-- BEGIN THE INPUT --

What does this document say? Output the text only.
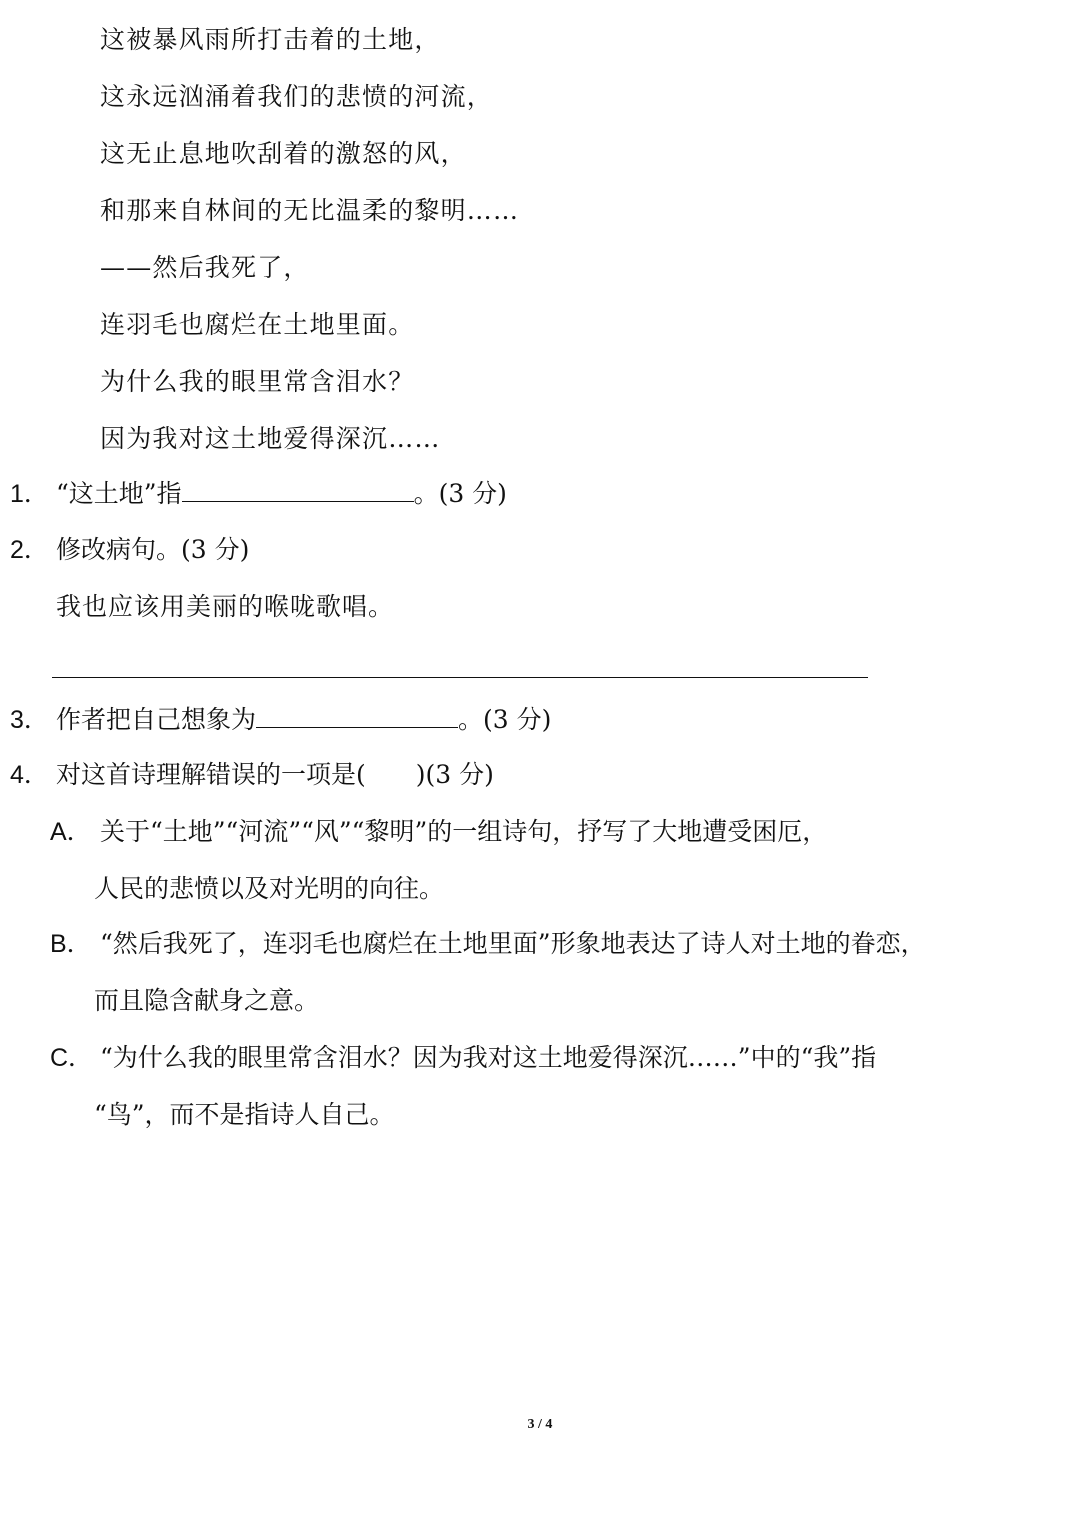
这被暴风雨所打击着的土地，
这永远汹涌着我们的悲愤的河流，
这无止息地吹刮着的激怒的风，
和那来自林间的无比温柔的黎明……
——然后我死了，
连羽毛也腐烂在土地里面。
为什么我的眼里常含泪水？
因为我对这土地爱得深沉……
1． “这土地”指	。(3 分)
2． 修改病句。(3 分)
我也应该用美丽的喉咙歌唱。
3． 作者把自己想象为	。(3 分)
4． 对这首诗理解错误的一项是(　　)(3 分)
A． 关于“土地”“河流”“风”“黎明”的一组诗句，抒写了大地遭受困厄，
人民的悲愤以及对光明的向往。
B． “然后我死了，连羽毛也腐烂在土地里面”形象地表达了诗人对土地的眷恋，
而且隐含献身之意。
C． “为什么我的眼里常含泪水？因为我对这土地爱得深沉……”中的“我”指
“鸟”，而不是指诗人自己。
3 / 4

-- END THE INPUT --
-- BEGIN THE INPUT --

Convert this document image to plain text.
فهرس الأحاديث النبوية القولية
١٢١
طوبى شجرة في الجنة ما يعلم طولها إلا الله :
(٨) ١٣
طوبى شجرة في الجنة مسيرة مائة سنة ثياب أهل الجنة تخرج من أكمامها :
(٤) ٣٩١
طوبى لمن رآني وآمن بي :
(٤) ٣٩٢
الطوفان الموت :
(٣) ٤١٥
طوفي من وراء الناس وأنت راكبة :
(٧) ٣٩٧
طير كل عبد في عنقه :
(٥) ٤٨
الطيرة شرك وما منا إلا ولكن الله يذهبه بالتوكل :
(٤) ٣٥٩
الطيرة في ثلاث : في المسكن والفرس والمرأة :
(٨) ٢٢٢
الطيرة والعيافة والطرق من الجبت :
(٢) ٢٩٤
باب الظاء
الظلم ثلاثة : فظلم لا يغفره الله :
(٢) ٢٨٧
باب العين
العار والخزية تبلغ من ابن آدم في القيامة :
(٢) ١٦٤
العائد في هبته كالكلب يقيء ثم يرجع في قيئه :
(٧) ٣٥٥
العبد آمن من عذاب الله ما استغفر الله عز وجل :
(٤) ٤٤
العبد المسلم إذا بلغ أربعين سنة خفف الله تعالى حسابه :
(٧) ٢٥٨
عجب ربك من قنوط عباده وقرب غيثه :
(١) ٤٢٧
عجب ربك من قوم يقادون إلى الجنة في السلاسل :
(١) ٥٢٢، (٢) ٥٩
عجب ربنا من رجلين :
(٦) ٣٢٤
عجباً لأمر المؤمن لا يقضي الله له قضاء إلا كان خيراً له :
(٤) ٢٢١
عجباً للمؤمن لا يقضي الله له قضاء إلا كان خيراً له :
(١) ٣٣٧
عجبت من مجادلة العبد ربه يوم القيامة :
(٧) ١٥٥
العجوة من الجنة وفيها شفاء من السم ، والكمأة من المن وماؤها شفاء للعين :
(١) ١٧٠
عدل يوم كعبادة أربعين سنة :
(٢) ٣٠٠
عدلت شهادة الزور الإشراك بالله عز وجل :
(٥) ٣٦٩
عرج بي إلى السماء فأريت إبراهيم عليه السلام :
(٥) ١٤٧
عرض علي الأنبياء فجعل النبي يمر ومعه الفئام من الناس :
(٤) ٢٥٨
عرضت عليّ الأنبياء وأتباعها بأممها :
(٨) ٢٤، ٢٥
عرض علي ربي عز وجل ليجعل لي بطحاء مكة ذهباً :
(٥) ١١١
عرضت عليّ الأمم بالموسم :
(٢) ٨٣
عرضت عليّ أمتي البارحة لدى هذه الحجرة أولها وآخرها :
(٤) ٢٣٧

-- END THE INPUT --
-- BEGIN THE INPUT --

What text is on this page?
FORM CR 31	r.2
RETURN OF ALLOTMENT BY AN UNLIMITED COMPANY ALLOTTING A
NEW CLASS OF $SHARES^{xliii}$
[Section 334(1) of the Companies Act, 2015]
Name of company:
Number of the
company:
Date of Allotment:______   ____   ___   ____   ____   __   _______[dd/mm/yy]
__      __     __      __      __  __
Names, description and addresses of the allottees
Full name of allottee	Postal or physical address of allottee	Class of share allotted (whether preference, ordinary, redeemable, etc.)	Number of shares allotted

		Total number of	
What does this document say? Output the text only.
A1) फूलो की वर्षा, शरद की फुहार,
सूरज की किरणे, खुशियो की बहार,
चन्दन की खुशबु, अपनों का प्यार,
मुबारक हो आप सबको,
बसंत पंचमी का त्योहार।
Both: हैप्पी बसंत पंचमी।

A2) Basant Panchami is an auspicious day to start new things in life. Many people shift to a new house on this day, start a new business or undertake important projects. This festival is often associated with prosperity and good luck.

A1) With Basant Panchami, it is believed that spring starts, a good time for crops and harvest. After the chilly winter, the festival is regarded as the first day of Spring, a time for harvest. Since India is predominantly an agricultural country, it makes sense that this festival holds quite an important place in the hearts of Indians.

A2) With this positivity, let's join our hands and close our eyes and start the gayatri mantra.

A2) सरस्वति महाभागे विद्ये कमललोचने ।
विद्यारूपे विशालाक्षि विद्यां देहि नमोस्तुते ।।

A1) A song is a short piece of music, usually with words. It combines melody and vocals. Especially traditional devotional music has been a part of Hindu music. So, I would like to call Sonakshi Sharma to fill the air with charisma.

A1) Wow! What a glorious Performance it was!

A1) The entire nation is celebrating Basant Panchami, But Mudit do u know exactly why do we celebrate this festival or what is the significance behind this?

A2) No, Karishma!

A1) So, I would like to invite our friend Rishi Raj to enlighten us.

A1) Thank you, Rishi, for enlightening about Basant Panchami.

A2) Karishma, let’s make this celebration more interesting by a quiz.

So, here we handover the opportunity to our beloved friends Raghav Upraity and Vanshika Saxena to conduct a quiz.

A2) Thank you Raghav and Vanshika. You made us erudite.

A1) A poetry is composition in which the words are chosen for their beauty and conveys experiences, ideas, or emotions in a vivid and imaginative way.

-- END THE INPUT --

**EXERCISE GOAL**
Using the listing above, say how many of its lines contain the string "quiz", giving nothing but the figure.

**EXERCISE ANSWER**
2